**Task directions:** From the entries below, copy every line holding the word "sera".

START Recorded data

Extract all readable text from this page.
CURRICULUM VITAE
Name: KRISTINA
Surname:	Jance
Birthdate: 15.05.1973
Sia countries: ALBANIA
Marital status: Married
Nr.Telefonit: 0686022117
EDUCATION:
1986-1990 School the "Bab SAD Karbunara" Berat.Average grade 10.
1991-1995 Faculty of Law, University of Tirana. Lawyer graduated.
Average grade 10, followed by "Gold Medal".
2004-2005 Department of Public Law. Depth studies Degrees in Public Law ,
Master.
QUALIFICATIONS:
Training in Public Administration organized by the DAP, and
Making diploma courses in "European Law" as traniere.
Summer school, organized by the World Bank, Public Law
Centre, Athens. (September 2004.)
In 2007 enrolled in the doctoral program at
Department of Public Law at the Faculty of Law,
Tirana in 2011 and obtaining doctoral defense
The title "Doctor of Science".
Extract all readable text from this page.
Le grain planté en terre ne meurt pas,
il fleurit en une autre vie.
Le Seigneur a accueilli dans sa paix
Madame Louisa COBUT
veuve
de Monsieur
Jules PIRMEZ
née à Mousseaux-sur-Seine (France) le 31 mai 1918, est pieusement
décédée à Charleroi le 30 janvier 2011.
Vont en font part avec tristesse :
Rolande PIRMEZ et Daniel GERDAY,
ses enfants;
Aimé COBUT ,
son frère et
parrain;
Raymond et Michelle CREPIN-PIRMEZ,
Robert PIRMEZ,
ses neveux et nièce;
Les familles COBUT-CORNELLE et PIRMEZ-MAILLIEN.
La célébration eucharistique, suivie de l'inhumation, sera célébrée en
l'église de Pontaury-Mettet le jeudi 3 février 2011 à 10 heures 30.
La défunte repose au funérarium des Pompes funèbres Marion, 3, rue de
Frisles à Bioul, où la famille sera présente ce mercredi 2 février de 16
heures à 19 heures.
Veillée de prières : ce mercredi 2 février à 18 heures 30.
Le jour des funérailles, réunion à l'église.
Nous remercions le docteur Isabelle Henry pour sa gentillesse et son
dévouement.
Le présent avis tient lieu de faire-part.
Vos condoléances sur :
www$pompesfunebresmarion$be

END Recorded data

**Correct answer:**
La célébration eucharistique, suivie de l'inhumation, sera célébrée en
Frisles à Bioul, où la famille sera présente ce mercredi 2 février de 16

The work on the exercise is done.